[[ Extracted entries, beginning ]]

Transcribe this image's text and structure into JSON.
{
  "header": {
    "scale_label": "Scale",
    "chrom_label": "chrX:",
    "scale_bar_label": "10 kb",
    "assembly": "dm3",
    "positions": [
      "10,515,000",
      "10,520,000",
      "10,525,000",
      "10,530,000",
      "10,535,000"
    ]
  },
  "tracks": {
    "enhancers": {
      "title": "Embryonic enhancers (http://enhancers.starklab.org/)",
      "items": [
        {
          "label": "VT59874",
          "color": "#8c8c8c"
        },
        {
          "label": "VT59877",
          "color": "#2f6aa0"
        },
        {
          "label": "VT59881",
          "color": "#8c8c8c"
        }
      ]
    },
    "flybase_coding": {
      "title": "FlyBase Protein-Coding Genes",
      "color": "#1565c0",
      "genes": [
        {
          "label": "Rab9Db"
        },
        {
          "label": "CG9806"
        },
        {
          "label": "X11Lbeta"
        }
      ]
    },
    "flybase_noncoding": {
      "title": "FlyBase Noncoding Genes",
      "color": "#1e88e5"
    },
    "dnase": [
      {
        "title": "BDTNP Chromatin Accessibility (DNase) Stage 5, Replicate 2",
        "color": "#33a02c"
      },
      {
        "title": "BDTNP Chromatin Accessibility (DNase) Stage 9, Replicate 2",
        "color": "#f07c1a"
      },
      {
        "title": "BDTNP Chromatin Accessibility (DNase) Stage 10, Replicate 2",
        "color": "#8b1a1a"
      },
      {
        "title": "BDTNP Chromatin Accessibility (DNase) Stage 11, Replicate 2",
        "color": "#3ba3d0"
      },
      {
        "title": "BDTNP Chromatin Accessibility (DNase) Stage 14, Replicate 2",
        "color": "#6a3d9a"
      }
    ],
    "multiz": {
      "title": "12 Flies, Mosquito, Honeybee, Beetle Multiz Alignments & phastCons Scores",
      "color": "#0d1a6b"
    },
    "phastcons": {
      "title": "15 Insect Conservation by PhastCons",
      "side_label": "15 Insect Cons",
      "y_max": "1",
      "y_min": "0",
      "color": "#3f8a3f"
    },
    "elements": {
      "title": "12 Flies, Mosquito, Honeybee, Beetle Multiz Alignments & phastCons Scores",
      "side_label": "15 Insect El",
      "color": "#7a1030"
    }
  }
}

[[ Extracted entries, end ]]

▸ **Brief**
Your answer should be a single number, the count of lines in the listing that contain "Chromatin".

▸ **Output**
5